**What you have to do**
Write out each entry, exactly the way it appears.

------ Data to process

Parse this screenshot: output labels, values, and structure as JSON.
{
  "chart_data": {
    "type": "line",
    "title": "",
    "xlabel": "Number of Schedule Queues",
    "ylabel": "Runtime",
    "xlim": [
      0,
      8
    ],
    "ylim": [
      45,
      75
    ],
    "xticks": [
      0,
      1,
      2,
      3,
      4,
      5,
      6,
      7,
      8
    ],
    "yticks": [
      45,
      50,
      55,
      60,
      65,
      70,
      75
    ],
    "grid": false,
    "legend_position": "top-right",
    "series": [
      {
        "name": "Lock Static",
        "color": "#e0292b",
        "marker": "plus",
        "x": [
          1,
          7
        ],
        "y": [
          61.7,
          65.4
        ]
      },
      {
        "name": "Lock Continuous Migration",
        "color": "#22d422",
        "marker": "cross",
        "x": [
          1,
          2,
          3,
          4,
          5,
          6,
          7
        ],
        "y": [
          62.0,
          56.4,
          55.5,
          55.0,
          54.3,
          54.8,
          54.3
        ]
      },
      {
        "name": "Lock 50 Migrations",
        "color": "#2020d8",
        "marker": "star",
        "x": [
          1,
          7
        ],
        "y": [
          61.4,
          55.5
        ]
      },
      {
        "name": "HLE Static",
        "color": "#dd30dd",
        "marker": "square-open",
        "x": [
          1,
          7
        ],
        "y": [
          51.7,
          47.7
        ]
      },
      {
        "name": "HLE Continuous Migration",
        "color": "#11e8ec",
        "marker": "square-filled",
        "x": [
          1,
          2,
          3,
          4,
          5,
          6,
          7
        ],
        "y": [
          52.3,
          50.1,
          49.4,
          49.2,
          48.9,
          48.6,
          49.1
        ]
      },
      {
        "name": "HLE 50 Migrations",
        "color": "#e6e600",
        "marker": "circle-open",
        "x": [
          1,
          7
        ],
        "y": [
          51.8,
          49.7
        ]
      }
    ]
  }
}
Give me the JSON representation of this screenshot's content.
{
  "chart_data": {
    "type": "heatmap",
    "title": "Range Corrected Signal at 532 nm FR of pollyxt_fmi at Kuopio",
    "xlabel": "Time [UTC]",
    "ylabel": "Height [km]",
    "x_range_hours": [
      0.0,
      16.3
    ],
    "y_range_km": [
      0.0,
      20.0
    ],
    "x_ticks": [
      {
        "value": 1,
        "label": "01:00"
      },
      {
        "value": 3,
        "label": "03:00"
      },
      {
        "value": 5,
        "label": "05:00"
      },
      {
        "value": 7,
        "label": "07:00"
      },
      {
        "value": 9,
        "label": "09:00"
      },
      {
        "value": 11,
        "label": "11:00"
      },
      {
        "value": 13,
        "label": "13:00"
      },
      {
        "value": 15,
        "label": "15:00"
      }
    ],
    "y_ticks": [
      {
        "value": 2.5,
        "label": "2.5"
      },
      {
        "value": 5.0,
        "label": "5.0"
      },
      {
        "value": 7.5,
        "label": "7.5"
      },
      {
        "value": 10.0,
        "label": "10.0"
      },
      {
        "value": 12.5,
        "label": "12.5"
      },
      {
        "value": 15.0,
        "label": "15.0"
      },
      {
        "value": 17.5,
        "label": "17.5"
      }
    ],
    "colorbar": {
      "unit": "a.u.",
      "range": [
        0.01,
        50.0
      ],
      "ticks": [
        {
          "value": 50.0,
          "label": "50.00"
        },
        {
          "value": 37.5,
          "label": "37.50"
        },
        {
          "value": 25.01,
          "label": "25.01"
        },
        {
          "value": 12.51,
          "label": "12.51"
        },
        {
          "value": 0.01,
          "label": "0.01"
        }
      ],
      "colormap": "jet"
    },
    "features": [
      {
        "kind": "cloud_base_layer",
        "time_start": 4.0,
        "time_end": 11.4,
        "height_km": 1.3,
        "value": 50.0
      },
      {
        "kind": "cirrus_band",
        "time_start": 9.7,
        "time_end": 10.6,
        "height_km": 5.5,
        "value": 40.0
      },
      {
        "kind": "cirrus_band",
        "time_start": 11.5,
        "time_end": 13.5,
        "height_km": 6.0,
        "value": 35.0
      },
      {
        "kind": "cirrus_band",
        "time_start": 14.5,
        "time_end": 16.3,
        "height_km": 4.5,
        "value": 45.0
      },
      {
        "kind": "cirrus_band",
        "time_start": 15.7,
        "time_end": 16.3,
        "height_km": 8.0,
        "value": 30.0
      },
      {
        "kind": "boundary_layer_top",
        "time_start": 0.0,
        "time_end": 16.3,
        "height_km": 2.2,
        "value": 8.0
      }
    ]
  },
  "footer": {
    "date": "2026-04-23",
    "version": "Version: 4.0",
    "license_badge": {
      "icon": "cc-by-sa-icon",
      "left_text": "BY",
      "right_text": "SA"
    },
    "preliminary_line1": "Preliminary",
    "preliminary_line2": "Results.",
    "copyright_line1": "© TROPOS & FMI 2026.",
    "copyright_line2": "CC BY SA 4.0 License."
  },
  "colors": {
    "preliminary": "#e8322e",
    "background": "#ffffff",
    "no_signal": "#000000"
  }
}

------------

**Result of this exercise**
Parse this screenshot: output labels, values, and structure as JSON.
{
  "chart_data": {
    "type": "line",
    "title": "",
    "xlabel": "Number of Schedule Queues",
    "ylabel": "Runtime",
    "xlim": [
      0,
      8
    ],
    "ylim": [
      45,
      75
    ],
    "xticks": [
      0,
      1,
      2,
      3,
      4,
      5,
      6,
      7,
      8
    ],
    "yticks": [
      45,
      50,
      55,
      60,
      65,
      70,
      75
    ],
    "grid": false,
    "legend_position": "top-right",
    "series": [
      {
        "name": "Lock Static",
        "color": "#e0292b",
        "marker": "plus",
        "x": [
          1,
          7
        ],
        "y": [
          61.7,
          65.4
        ]
      },
      {
        "name": "Lock Continuous Migration",
        "color": "#22d422",
        "marker": "cross",
        "x": [
          1,
          2,
          3,
          4,
          5,
          6,
          7
        ],
        "y": [
          62.0,
          56.4,
          55.5,
          55.0,
          54.3,
          54.8,
          54.3
        ]
      },
      {
        "name": "Lock 50 Migrations",
        "color": "#2020d8",
        "marker": "star",
        "x": [
          1,
          7
        ],
        "y": [
          61.4,
          55.5
        ]
      },
      {
        "name": "HLE Static",
        "color": "#dd30dd",
        "marker": "square-open",
        "x": [
          1,
          7
        ],
        "y": [
          51.7,
          47.7
        ]
      },
      {
        "name": "HLE Continuous Migration",
        "color": "#11e8ec",
        "marker": "square-filled",
        "x": [
          1,
          2,
          3,
          4,
          5,
          6,
          7
        ],
        "y": [
          52.3,
          50.1,
          49.4,
          49.2,
          48.9,
          48.6,
          49.1
        ]
      },
      {
        "name": "HLE 50 Migrations",
        "color": "#e6e600",
        "marker": "circle-open",
        "x": [
          1,
          7
        ],
        "y": [
          51.8,
          49.7
        ]
      }
    ]
  }
}
Give me the JSON representation of this screenshot's content.
{
  "chart_data": {
    "type": "heatmap",
    "title": "Range Corrected Signal at 532 nm FR of pollyxt_fmi at Kuopio",
    "xlabel": "Time [UTC]",
    "ylabel": "Height [km]",
    "x_range_hours": [
      0.0,
      16.3
    ],
    "y_range_km": [
      0.0,
      20.0
    ],
    "x_ticks": [
      {
        "value": 1,
        "label": "01:00"
      },
      {
        "value": 3,
        "label": "03:00"
      },
      {
        "value": 5,
        "label": "05:00"
      },
      {
        "value": 7,
        "label": "07:00"
      },
      {
        "value": 9,
        "label": "09:00"
      },
      {
        "value": 11,
        "label": "11:00"
      },
      {
        "value": 13,
        "label": "13:00"
      },
      {
        "value": 15,
        "label": "15:00"
      }
    ],
    "y_ticks": [
      {
        "value": 2.5,
        "label": "2.5"
      },
      {
        "value": 5.0,
        "label": "5.0"
      },
      {
        "value": 7.5,
        "label": "7.5"
      },
      {
        "value": 10.0,
        "label": "10.0"
      },
      {
        "value": 12.5,
        "label": "12.5"
      },
      {
        "value": 15.0,
        "label": "15.0"
      },
      {
        "value": 17.5,
        "label": "17.5"
      }
    ],
    "colorbar": {
      "unit": "a.u.",
      "range": [
        0.01,
        50.0
      ],
      "ticks": [
        {
          "value": 50.0,
          "label": "50.00"
        },
        {
          "value": 37.5,
          "label": "37.50"
        },
        {
          "value": 25.01,
          "label": "25.01"
        },
        {
          "value": 12.51,
          "label": "12.51"
        },
        {
          "value": 0.01,
          "label": "0.01"
        }
      ],
      "colormap": "jet"
    },
    "features": [
      {
        "kind": "cloud_base_layer",
        "time_start": 4.0,
        "time_end": 11.4,
        "height_km": 1.3,
        "value": 50.0
      },
      {
        "kind": "cirrus_band",
        "time_start": 9.7,
        "time_end": 10.6,
        "height_km": 5.5,
        "value": 40.0
      },
      {
        "kind": "cirrus_band",
        "time_start": 11.5,
        "time_end": 13.5,
        "height_km": 6.0,
        "value": 35.0
      },
      {
        "kind": "cirrus_band",
        "time_start": 14.5,
        "time_end": 16.3,
        "height_km": 4.5,
        "value": 45.0
      },
      {
        "kind": "cirrus_band",
        "time_start": 15.7,
        "time_end": 16.3,
        "height_km": 8.0,
        "value": 30.0
      },
      {
        "kind": "boundary_layer_top",
        "time_start": 0.0,
        "time_end": 16.3,
        "height_km": 2.2,
        "value": 8.0
      }
    ]
  },
  "footer": {
    "date": "2026-04-23",
    "version": "Version: 4.0",
    "license_badge": {
      "icon": "cc-by-sa-icon",
      "left_text": "BY",
      "right_text": "SA"
    },
    "preliminary_line1": "Preliminary",
    "preliminary_line2": "Results.",
    "copyright_line1": "© TROPOS & FMI 2026.",
    "copyright_line2": "CC BY SA 4.0 License."
  },
  "colors": {
    "preliminary": "#e8322e",
    "background": "#ffffff",
    "no_signal": "#000000"
  }
}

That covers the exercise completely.